- [Goal] Reproduce each of the following lines verbatim, omitting any pictures.

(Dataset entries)
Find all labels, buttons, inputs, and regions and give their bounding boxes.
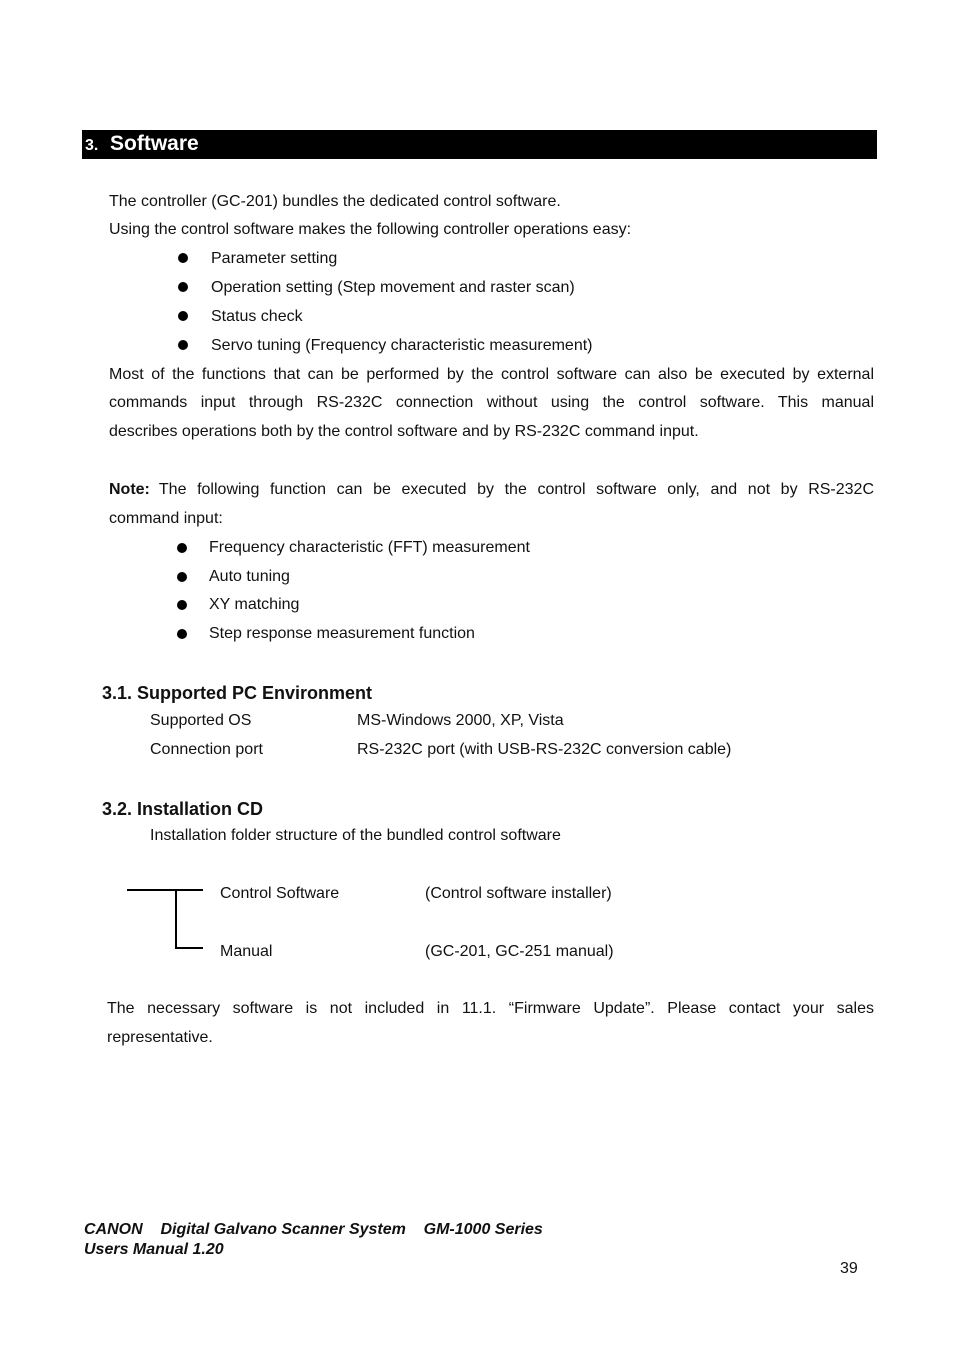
paragraph-line-2: commands input through RS-232C connection without using the control software. This manual — [109, 394, 874, 411]
tree-vertical-connector — [175, 889, 177, 949]
bullet-icon — [177, 600, 187, 610]
env-value-os: MS-Windows 2000, XP, Vista — [357, 712, 564, 729]
bullet-icon — [177, 572, 187, 582]
install-caption: Installation folder structure of the bundled control software — [150, 827, 561, 844]
bullet-icon — [177, 543, 187, 553]
tree-item-manual: Manual — [220, 943, 273, 960]
subsection-heading-3-1: 3.1. Supported PC Environment — [102, 683, 373, 703]
list-item: Auto tuning — [209, 568, 290, 585]
note-label: Note: — [109, 481, 150, 498]
subsection-heading-3-2: 3.2. Installation CD — [102, 799, 264, 819]
footer-product: CANON Digital Galvano Scanner System GM-1000 Series — [84, 1221, 543, 1238]
list-item: Step response measurement function — [209, 625, 475, 642]
list-item: Operation setting (Step movement and raster scan) — [211, 279, 575, 296]
bullet-icon — [178, 253, 188, 263]
tree-bottom-connector — [175, 947, 203, 949]
tree-desc-manual: (GC-201, GC-251 manual) — [425, 943, 614, 960]
footer-manual-version: Users Manual 1.20 — [84, 1241, 224, 1258]
tree-top-connector — [127, 889, 203, 891]
paragraph-line-3: describes operations both by the control software and by RS-232C command input. — [109, 423, 699, 440]
env-label-os: Supported OS — [150, 712, 252, 729]
list-item: Status check — [211, 308, 303, 325]
bullet-icon — [178, 311, 188, 321]
section-title: Software — [110, 132, 199, 155]
section-number: 3. — [85, 137, 99, 154]
closing-line-2: representative. — [107, 1029, 213, 1046]
tree-item-control-software: Control Software — [220, 885, 340, 902]
note-line-2: command input: — [109, 510, 223, 527]
list-item: XY matching — [209, 596, 300, 613]
note-line-1 — [109, 480, 874, 500]
list-item: Parameter setting — [211, 250, 338, 267]
bullet-icon — [178, 340, 188, 350]
note-text: The following function can be executed by the control software only, and not by RS-232C — [158, 481, 874, 498]
env-label-port: Connection port — [150, 741, 263, 758]
bullet-icon — [178, 282, 188, 292]
closing-line-1: The necessary software is not included in 11.1. “Firmware Update”. Please contact your sales — [107, 1000, 874, 1017]
env-value-port: RS-232C port (with USB-RS-232C conversion cable) — [357, 741, 732, 758]
intro-line-2: Using the control software makes the following controller operations easy: — [109, 221, 632, 238]
intro-line-1: The controller (GC-201) bundles the dedicated control software. — [109, 193, 561, 210]
tree-desc-control-software: (Control software installer) — [425, 885, 612, 902]
list-item: Servo tuning (Frequency characteristic measurement) — [211, 337, 593, 354]
list-item: Frequency characteristic (FFT) measurement — [209, 539, 530, 556]
section-header — [82, 130, 877, 159]
paragraph-line-1: Most of the functions that can be performed by the control software can also be executed by external — [109, 366, 874, 383]
bullet-icon — [177, 629, 187, 639]
page-number: 39 — [840, 1260, 858, 1277]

- [Output]
Find all labels, buttons, inputs, and regions and give their bounding boxes.
paragraph-line-2: commands input through RS-232C connection without using the control software. This manual — [109, 394, 874, 411]
tree-vertical-connector — [175, 889, 177, 949]
bullet-icon — [177, 600, 187, 610]
env-value-os: MS-Windows 2000, XP, Vista — [357, 712, 564, 729]
bullet-icon — [177, 572, 187, 582]
install-caption: Installation folder structure of the bundled control software — [150, 827, 561, 844]
bullet-icon — [177, 543, 187, 553]
tree-item-manual: Manual — [220, 943, 273, 960]
subsection-heading-3-1: 3.1. Supported PC Environment — [102, 683, 373, 703]
list-item: Auto tuning — [209, 568, 290, 585]
note-label: Note: — [109, 481, 150, 498]
subsection-heading-3-2: 3.2. Installation CD — [102, 799, 264, 819]
footer-product: CANON Digital Galvano Scanner System GM-1000 Series — [84, 1221, 543, 1238]
list-item: Step response measurement function — [209, 625, 475, 642]
list-item: Operation setting (Step movement and raster scan) — [211, 279, 575, 296]
bullet-icon — [178, 253, 188, 263]
tree-bottom-connector — [175, 947, 203, 949]
tree-desc-manual: (GC-201, GC-251 manual) — [425, 943, 614, 960]
footer-manual-version: Users Manual 1.20 — [84, 1241, 224, 1258]
tree-top-connector — [127, 889, 203, 891]
paragraph-line-3: describes operations both by the control software and by RS-232C command input. — [109, 423, 699, 440]
env-label-os: Supported OS — [150, 712, 252, 729]
list-item: Status check — [211, 308, 303, 325]
bullet-icon — [178, 311, 188, 321]
section-title: Software — [110, 132, 199, 155]
section-number: 3. — [85, 137, 99, 154]
closing-line-2: representative. — [107, 1029, 213, 1046]
tree-item-control-software: Control Software — [220, 885, 340, 902]
note-line-2: command input: — [109, 510, 223, 527]
list-item: XY matching — [209, 596, 300, 613]
note-line-1 — [109, 480, 874, 500]
list-item: Parameter setting — [211, 250, 338, 267]
bullet-icon — [178, 340, 188, 350]
note-text: The following function can be executed by the control software only, and not by RS-232C — [158, 481, 874, 498]
env-label-port: Connection port — [150, 741, 263, 758]
bullet-icon — [178, 282, 188, 292]
closing-line-1: The necessary software is not included in 11.1. “Firmware Update”. Please contact your sales — [107, 1000, 874, 1017]
env-value-port: RS-232C port (with USB-RS-232C conversion cable) — [357, 741, 732, 758]
intro-line-2: Using the control software makes the following controller operations easy: — [109, 221, 632, 238]
intro-line-1: The controller (GC-201) bundles the dedicated control software. — [109, 193, 561, 210]
tree-desc-control-software: (Control software installer) — [425, 885, 612, 902]
list-item: Servo tuning (Frequency characteristic measurement) — [211, 337, 593, 354]
list-item: Frequency characteristic (FFT) measurement — [209, 539, 530, 556]
section-header — [82, 130, 877, 159]
paragraph-line-1: Most of the functions that can be performed by the control software can also be executed by external — [109, 366, 874, 383]
bullet-icon — [177, 629, 187, 639]
page-number: 39 — [840, 1260, 858, 1277]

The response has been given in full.